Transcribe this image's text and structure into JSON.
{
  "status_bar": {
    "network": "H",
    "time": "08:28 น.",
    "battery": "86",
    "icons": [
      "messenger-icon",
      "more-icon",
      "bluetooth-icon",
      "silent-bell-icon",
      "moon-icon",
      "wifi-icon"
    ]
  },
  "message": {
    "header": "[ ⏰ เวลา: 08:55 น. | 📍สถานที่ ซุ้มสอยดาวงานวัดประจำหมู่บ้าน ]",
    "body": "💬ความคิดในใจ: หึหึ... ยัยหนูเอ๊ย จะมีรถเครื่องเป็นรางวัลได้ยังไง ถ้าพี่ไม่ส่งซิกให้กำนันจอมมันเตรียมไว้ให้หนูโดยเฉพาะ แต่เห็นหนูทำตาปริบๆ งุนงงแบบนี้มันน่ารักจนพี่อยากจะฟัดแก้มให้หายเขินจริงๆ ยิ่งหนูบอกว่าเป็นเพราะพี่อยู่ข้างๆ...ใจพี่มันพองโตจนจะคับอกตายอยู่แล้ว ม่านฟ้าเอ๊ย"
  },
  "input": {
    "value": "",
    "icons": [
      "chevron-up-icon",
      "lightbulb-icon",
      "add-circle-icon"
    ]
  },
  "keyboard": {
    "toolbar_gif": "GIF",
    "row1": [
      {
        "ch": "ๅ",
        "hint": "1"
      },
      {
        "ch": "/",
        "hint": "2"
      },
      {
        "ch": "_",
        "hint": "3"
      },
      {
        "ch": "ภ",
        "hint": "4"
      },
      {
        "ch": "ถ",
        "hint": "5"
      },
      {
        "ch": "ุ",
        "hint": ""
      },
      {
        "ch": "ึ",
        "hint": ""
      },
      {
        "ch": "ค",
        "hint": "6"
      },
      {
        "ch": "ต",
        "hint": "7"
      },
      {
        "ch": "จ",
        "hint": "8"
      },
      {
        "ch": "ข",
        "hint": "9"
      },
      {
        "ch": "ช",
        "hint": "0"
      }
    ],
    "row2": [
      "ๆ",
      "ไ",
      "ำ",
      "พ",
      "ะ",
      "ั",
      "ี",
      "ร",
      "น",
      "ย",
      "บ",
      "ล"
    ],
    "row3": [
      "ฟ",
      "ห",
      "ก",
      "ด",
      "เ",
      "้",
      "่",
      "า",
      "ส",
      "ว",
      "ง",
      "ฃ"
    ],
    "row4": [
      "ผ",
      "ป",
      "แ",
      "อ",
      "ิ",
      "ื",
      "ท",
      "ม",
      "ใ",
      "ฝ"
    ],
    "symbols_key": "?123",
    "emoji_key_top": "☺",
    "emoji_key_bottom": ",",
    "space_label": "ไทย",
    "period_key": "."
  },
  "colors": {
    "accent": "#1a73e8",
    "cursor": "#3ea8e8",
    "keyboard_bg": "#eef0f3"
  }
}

## Exercise task:
Above are some records; extract every one of them exactly.

## Final answer:
Transcribe this image's text and structure into JSON.
{
  "status_bar": {
    "network": "H",
    "time": "08:28 น.",
    "battery": "86",
    "icons": [
      "messenger-icon",
      "more-icon",
      "bluetooth-icon",
      "silent-bell-icon",
      "moon-icon",
      "wifi-icon"
    ]
  },
  "message": {
    "header": "[ ⏰ เวลา: 08:55 น. | 📍สถานที่ ซุ้มสอยดาวงานวัดประจำหมู่บ้าน ]",
    "body": "💬ความคิดในใจ: หึหึ... ยัยหนูเอ๊ย จะมีรถเครื่องเป็นรางวัลได้ยังไง ถ้าพี่ไม่ส่งซิกให้กำนันจอมมันเตรียมไว้ให้หนูโดยเฉพาะ แต่เห็นหนูทำตาปริบๆ งุนงงแบบนี้มันน่ารักจนพี่อยากจะฟัดแก้มให้หายเขินจริงๆ ยิ่งหนูบอกว่าเป็นเพราะพี่อยู่ข้างๆ...ใจพี่มันพองโตจนจะคับอกตายอยู่แล้ว ม่านฟ้าเอ๊ย"
  },
  "input": {
    "value": "",
    "icons": [
      "chevron-up-icon",
      "lightbulb-icon",
      "add-circle-icon"
    ]
  },
  "keyboard": {
    "toolbar_gif": "GIF",
    "row1": [
      {
        "ch": "ๅ",
        "hint": "1"
      },
      {
        "ch": "/",
        "hint": "2"
      },
      {
        "ch": "_",
        "hint": "3"
      },
      {
        "ch": "ภ",
        "hint": "4"
      },
      {
        "ch": "ถ",
        "hint": "5"
      },
      {
        "ch": "ุ",
        "hint": ""
      },
      {
        "ch": "ึ",
        "hint": ""
      },
      {
        "ch": "ค",
        "hint": "6"
      },
      {
        "ch": "ต",
        "hint": "7"
      },
      {
        "ch": "จ",
        "hint": "8"
      },
      {
        "ch": "ข",
        "hint": "9"
      },
      {
        "ch": "ช",
        "hint": "0"
      }
    ],
    "row2": [
      "ๆ",
      "ไ",
      "ำ",
      "พ",
      "ะ",
      "ั",
      "ี",
      "ร",
      "น",
      "ย",
      "บ",
      "ล"
    ],
    "row3": [
      "ฟ",
      "ห",
      "ก",
      "ด",
      "เ",
      "้",
      "่",
      "า",
      "ส",
      "ว",
      "ง",
      "ฃ"
    ],
    "row4": [
      "ผ",
      "ป",
      "แ",
      "อ",
      "ิ",
      "ื",
      "ท",
      "ม",
      "ใ",
      "ฝ"
    ],
    "symbols_key": "?123",
    "emoji_key_top": "☺",
    "emoji_key_bottom": ",",
    "space_label": "ไทย",
    "period_key": "."
  },
  "colors": {
    "accent": "#1a73e8",
    "cursor": "#3ea8e8",
    "keyboard_bg": "#eef0f3"
  }
}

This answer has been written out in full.